Required work – Write out each record again exactly as it stands.

Data rows –
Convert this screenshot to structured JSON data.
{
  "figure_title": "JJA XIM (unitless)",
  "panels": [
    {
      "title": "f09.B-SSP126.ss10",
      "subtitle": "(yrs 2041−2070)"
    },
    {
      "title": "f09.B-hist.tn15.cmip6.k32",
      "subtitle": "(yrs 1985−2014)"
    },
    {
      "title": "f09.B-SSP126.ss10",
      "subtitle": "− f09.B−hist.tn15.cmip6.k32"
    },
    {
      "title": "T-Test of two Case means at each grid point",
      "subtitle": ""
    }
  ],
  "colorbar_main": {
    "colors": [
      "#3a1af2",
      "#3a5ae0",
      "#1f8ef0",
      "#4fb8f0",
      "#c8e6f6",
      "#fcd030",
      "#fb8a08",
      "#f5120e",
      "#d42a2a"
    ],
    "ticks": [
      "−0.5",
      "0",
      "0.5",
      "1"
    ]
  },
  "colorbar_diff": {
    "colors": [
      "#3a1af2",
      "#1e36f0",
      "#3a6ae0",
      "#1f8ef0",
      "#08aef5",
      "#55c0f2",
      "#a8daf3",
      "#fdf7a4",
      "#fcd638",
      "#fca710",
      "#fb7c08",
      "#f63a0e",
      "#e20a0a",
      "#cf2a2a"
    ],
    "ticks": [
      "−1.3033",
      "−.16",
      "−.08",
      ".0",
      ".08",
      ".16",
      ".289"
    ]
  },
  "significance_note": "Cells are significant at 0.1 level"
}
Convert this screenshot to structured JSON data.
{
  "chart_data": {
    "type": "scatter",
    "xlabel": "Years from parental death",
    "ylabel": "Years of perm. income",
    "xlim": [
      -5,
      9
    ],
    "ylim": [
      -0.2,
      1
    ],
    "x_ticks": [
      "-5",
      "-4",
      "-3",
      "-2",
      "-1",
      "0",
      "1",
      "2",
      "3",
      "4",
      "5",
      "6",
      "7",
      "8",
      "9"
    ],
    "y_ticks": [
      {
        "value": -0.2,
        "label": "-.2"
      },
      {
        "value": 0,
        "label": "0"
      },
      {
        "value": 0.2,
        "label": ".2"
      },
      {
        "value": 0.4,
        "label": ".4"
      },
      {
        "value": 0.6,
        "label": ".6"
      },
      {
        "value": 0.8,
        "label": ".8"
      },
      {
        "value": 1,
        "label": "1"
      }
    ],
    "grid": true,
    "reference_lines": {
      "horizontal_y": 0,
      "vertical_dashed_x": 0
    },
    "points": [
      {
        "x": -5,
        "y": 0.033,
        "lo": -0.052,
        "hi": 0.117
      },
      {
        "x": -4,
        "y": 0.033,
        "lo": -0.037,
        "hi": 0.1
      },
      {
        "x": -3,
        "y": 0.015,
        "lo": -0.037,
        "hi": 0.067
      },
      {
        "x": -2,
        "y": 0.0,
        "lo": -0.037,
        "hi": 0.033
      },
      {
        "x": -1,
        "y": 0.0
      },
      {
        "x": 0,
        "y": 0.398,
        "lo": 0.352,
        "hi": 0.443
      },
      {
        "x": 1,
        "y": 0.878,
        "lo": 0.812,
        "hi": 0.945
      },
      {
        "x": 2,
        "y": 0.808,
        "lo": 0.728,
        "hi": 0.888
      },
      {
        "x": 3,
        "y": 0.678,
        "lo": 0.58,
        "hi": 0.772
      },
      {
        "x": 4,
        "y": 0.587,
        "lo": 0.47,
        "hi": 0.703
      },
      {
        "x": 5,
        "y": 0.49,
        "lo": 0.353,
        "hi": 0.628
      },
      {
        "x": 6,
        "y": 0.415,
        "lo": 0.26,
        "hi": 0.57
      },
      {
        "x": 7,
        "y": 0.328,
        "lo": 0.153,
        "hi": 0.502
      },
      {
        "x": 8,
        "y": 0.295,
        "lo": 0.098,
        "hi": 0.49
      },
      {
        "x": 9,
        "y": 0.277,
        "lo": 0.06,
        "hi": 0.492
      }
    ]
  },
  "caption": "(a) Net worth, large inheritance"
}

Worked solution –
Convert this screenshot to structured JSON data.
{
  "figure_title": "JJA XIM (unitless)",
  "panels": [
    {
      "title": "f09.B-SSP126.ss10",
      "subtitle": "(yrs 2041−2070)"
    },
    {
      "title": "f09.B-hist.tn15.cmip6.k32",
      "subtitle": "(yrs 1985−2014)"
    },
    {
      "title": "f09.B-SSP126.ss10",
      "subtitle": "− f09.B−hist.tn15.cmip6.k32"
    },
    {
      "title": "T-Test of two Case means at each grid point",
      "subtitle": ""
    }
  ],
  "colorbar_main": {
    "colors": [
      "#3a1af2",
      "#3a5ae0",
      "#1f8ef0",
      "#4fb8f0",
      "#c8e6f6",
      "#fcd030",
      "#fb8a08",
      "#f5120e",
      "#d42a2a"
    ],
    "ticks": [
      "−0.5",
      "0",
      "0.5",
      "1"
    ]
  },
  "colorbar_diff": {
    "colors": [
      "#3a1af2",
      "#1e36f0",
      "#3a6ae0",
      "#1f8ef0",
      "#08aef5",
      "#55c0f2",
      "#a8daf3",
      "#fdf7a4",
      "#fcd638",
      "#fca710",
      "#fb7c08",
      "#f63a0e",
      "#e20a0a",
      "#cf2a2a"
    ],
    "ticks": [
      "−1.3033",
      "−.16",
      "−.08",
      ".0",
      ".08",
      ".16",
      ".289"
    ]
  },
  "significance_note": "Cells are significant at 0.1 level"
}
Convert this screenshot to structured JSON data.
{
  "chart_data": {
    "type": "scatter",
    "xlabel": "Years from parental death",
    "ylabel": "Years of perm. income",
    "xlim": [
      -5,
      9
    ],
    "ylim": [
      -0.2,
      1
    ],
    "x_ticks": [
      "-5",
      "-4",
      "-3",
      "-2",
      "-1",
      "0",
      "1",
      "2",
      "3",
      "4",
      "5",
      "6",
      "7",
      "8",
      "9"
    ],
    "y_ticks": [
      {
        "value": -0.2,
        "label": "-.2"
      },
      {
        "value": 0,
        "label": "0"
      },
      {
        "value": 0.2,
        "label": ".2"
      },
      {
        "value": 0.4,
        "label": ".4"
      },
      {
        "value": 0.6,
        "label": ".6"
      },
      {
        "value": 0.8,
        "label": ".8"
      },
      {
        "value": 1,
        "label": "1"
      }
    ],
    "grid": true,
    "reference_lines": {
      "horizontal_y": 0,
      "vertical_dashed_x": 0
    },
    "points": [
      {
        "x": -5,
        "y": 0.033,
        "lo": -0.052,
        "hi": 0.117
      },
      {
        "x": -4,
        "y": 0.033,
        "lo": -0.037,
        "hi": 0.1
      },
      {
        "x": -3,
        "y": 0.015,
        "lo": -0.037,
        "hi": 0.067
      },
      {
        "x": -2,
        "y": 0.0,
        "lo": -0.037,
        "hi": 0.033
      },
      {
        "x": -1,
        "y": 0.0
      },
      {
        "x": 0,
        "y": 0.398,
        "lo": 0.352,
        "hi": 0.443
      },
      {
        "x": 1,
        "y": 0.878,
        "lo": 0.812,
        "hi": 0.945
      },
      {
        "x": 2,
        "y": 0.808,
        "lo": 0.728,
        "hi": 0.888
      },
      {
        "x": 3,
        "y": 0.678,
        "lo": 0.58,
        "hi": 0.772
      },
      {
        "x": 4,
        "y": 0.587,
        "lo": 0.47,
        "hi": 0.703
      },
      {
        "x": 5,
        "y": 0.49,
        "lo": 0.353,
        "hi": 0.628
      },
      {
        "x": 6,
        "y": 0.415,
        "lo": 0.26,
        "hi": 0.57
      },
      {
        "x": 7,
        "y": 0.328,
        "lo": 0.153,
        "hi": 0.502
      },
      {
        "x": 8,
        "y": 0.295,
        "lo": 0.098,
        "hi": 0.49
      },
      {
        "x": 9,
        "y": 0.277,
        "lo": 0.06,
        "hi": 0.492
      }
    ]
  },
  "caption": "(a) Net worth, large inheritance"
}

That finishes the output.